- Problem to work on -
In the listing below, locate the lines that hold the string "this". Copy those lines.

- Records about charts and figures -

__________________________________________________

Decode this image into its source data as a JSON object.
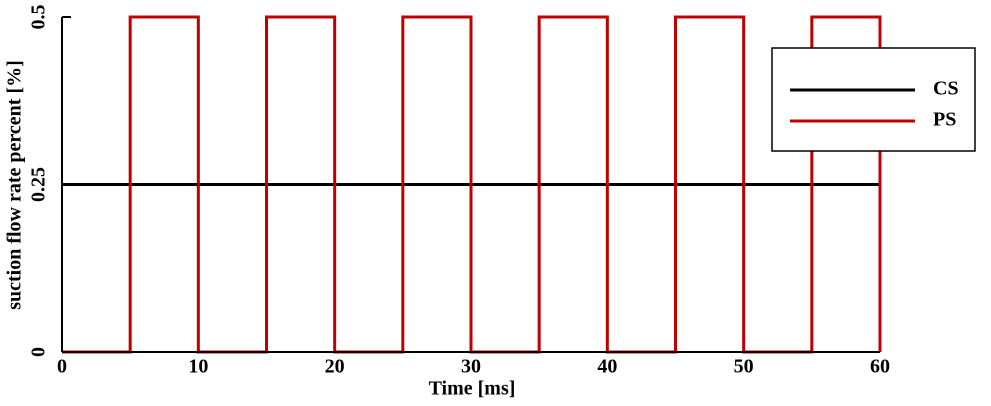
{
  "chart_data": {
    "type": "line",
    "x_label": "Time [ms]",
    "y_label": "suction flow rate percent [%]",
    "xlim": [
      0,
      60
    ],
    "xticks": [
      0,
      10,
      20,
      30,
      40,
      50,
      60
    ],
    "ylim": [
      0,
      0.5
    ],
    "yticks": [
      0,
      0.25,
      0.5
    ],
    "legend": "upper right",
    "series": [
      {
        "name": "CS",
        "color": "#000000",
        "x": [
          0,
          60
        ],
        "values": [
          0.25,
          0.25
        ]
      },
      {
        "name": "PS",
        "color": "#c00000",
        "x": [
          0,
          5,
          5,
          10,
          10,
          15,
          15,
          20,
          20,
          25,
          25,
          30,
          30,
          35,
          35,
          40,
          40,
          45,
          45,
          50,
          50,
          55,
          55,
          60,
          60
        ],
        "values": [
          0,
          0,
          0.5,
          0.5,
          0,
          0,
          0.5,
          0.5,
          0,
          0,
          0.5,
          0.5,
          0,
          0,
          0.5,
          0.5,
          0,
          0,
          0.5,
          0.5,
          0,
          0,
          0.5,
          0.5,
          0
        ]
      }
    ]
  }
}
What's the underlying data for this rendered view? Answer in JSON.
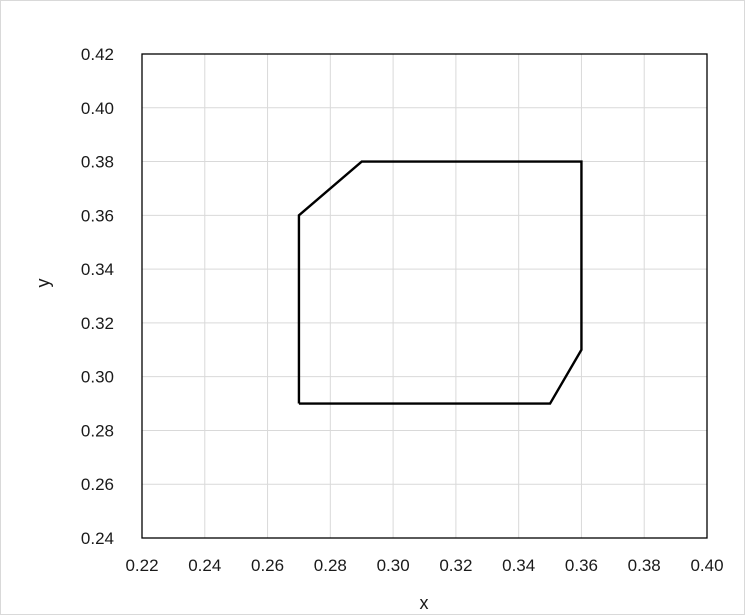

__________________________________________________

- Exercise answer -
Decode this image into its source data as a JSON object.
What's the underlying data for this rendered view? Answer in JSON.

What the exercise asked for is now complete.